▶ TASK TO COMPLETE:
Locate the lines where "Constant" occurs and copy them as they stand.

Extracted data entries
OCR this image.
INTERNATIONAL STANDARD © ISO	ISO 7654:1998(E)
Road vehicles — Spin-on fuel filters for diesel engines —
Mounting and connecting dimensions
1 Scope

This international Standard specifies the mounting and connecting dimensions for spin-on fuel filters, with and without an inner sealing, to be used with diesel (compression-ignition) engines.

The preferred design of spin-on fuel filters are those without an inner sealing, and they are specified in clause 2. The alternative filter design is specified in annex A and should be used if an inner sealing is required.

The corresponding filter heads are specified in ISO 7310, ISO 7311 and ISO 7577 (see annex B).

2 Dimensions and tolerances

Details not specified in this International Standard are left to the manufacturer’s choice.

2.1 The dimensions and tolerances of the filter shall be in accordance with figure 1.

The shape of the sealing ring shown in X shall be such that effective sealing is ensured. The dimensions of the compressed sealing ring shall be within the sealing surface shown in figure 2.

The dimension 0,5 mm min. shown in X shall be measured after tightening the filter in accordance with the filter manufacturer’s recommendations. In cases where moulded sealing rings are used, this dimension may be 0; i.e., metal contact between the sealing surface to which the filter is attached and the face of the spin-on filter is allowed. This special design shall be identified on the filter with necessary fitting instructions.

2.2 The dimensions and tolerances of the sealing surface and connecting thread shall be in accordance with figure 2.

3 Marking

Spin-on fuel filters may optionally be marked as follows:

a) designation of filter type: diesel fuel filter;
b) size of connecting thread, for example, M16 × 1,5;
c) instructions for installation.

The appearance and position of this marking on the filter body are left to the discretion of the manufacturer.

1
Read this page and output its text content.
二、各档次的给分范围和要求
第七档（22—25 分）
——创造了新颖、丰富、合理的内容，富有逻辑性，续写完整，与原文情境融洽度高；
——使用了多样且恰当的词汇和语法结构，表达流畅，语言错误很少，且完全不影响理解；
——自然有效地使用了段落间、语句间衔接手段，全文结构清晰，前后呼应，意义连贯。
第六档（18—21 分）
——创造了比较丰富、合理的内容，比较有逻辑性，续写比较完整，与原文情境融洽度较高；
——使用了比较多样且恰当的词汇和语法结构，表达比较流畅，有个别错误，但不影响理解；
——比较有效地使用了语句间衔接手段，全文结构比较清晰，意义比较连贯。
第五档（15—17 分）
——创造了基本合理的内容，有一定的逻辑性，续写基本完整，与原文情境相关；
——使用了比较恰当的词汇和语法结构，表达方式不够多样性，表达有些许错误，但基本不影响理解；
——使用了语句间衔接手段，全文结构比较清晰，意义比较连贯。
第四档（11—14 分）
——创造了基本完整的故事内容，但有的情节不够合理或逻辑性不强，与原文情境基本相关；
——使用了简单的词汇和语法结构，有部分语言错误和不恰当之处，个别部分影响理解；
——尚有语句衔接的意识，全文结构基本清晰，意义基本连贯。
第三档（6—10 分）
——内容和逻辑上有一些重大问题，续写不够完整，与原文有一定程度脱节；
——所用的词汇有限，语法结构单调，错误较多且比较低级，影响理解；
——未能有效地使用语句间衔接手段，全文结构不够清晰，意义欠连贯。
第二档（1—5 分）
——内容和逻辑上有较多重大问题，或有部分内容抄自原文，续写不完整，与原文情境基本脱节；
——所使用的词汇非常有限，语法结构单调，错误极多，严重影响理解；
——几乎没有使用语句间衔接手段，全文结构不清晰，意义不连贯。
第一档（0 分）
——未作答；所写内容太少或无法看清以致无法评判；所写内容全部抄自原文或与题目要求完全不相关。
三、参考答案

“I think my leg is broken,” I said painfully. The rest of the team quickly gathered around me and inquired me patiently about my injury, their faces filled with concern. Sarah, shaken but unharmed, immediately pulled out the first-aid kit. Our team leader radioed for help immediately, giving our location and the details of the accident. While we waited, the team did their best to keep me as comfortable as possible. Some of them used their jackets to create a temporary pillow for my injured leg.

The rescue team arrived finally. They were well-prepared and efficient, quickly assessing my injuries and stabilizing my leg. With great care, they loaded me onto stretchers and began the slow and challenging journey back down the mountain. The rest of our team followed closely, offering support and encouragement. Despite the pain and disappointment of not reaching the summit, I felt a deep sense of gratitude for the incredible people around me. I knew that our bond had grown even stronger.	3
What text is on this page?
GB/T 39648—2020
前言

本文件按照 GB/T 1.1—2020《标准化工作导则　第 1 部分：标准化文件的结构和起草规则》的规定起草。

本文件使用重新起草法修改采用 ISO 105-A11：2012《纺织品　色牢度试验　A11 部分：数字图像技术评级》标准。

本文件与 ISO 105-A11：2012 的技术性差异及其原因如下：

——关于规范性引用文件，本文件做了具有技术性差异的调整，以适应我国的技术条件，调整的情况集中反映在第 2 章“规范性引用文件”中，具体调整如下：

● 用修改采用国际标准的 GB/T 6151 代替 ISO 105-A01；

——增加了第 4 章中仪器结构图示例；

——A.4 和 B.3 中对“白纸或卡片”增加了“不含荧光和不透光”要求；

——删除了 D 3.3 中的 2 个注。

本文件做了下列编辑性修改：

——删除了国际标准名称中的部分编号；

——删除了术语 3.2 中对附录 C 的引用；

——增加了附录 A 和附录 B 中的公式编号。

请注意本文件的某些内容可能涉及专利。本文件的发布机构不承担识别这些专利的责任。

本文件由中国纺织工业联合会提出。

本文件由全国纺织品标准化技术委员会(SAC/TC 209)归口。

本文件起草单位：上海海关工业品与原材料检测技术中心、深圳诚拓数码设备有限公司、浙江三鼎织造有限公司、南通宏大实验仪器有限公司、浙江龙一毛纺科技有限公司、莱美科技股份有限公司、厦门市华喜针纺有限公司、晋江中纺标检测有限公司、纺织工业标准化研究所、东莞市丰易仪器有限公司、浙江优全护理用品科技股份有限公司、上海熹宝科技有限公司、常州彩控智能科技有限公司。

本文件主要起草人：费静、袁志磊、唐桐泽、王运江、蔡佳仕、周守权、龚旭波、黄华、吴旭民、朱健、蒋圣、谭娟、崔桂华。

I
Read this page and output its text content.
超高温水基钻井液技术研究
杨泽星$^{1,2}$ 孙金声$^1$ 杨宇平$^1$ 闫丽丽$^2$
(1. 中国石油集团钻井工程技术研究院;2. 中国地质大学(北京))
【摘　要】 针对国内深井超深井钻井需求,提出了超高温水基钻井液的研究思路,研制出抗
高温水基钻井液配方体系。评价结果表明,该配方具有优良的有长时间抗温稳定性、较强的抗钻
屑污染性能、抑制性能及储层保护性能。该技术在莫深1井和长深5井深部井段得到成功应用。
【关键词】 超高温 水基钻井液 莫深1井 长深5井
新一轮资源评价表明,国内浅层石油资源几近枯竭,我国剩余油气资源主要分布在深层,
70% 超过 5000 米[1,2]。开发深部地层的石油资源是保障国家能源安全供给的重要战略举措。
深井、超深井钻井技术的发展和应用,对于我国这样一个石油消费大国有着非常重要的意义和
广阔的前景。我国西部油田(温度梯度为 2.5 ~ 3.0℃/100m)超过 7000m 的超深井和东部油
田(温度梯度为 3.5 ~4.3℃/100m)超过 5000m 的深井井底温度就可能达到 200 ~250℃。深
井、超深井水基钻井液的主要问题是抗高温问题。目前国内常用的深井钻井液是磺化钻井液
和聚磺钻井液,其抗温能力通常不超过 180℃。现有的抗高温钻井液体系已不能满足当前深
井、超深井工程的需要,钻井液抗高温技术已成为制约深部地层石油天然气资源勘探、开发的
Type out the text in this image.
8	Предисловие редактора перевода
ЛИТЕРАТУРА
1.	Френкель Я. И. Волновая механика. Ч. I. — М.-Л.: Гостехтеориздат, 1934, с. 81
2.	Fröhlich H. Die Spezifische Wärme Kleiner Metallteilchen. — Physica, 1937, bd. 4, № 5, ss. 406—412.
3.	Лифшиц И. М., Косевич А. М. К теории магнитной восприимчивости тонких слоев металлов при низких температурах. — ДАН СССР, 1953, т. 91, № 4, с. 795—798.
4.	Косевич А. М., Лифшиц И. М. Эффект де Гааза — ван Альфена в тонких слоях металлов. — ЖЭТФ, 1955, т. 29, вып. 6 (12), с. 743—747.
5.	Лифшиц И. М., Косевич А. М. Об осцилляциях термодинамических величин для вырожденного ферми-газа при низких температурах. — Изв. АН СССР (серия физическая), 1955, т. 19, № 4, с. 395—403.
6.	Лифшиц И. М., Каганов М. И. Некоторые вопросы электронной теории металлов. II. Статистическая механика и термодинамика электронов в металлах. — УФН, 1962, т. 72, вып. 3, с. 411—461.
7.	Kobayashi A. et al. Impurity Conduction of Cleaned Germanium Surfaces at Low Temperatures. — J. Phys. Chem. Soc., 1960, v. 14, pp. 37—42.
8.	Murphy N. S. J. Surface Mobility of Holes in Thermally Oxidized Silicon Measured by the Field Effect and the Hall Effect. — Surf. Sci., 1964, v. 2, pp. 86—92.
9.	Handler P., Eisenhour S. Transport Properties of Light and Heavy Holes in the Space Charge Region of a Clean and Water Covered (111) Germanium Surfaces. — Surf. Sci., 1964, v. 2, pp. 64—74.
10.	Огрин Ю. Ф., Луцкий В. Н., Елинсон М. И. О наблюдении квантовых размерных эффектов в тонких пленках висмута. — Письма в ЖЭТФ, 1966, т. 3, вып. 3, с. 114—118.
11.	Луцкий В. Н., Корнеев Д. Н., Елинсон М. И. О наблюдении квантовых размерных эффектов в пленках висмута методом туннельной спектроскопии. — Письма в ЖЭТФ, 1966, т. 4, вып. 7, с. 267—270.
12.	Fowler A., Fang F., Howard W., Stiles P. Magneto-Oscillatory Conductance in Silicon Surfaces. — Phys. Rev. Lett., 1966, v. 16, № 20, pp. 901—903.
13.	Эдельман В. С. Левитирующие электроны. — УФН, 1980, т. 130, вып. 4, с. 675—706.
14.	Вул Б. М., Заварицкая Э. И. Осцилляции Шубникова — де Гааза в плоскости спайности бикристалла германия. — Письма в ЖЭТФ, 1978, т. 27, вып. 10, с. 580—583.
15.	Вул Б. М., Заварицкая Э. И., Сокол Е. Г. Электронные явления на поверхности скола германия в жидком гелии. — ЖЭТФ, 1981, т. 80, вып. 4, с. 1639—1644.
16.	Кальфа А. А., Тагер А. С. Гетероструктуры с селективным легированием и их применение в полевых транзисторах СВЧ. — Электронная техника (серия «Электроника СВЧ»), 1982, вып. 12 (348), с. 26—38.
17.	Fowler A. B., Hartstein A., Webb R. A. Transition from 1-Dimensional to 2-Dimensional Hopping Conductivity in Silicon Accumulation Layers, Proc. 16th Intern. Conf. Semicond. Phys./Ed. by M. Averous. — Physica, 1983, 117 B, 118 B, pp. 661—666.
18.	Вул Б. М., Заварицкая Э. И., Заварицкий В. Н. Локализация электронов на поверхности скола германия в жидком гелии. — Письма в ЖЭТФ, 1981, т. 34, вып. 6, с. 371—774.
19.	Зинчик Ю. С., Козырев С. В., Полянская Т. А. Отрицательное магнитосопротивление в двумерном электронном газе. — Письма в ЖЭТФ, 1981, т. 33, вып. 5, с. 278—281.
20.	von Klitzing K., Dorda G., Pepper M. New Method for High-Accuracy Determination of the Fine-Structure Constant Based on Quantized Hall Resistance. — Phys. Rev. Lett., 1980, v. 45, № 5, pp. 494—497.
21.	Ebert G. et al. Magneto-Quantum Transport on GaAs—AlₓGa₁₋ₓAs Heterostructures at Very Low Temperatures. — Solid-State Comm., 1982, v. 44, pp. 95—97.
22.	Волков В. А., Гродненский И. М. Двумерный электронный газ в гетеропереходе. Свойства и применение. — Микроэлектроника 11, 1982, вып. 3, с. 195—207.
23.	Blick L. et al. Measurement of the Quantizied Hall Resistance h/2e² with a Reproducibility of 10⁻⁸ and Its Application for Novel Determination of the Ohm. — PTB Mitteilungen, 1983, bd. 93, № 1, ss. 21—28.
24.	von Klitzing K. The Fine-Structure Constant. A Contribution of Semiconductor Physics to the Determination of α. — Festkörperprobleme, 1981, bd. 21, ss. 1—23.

▶ REPLY:
20.	von Klitzing K., Dorda G., Pepper M. New Method for High-Accuracy Determination of the Fine-Structure Constant Based on Quantized Hall Resistance. — Phys. Rev. Lett., 1980, v. 45, № 5, pp. 494—497.
24.	von Klitzing K. The Fine-Structure Constant. A Contribution of Semiconductor Physics to the Determination of α. — Festkörperprobleme, 1981, bd. 21, ss. 1—23.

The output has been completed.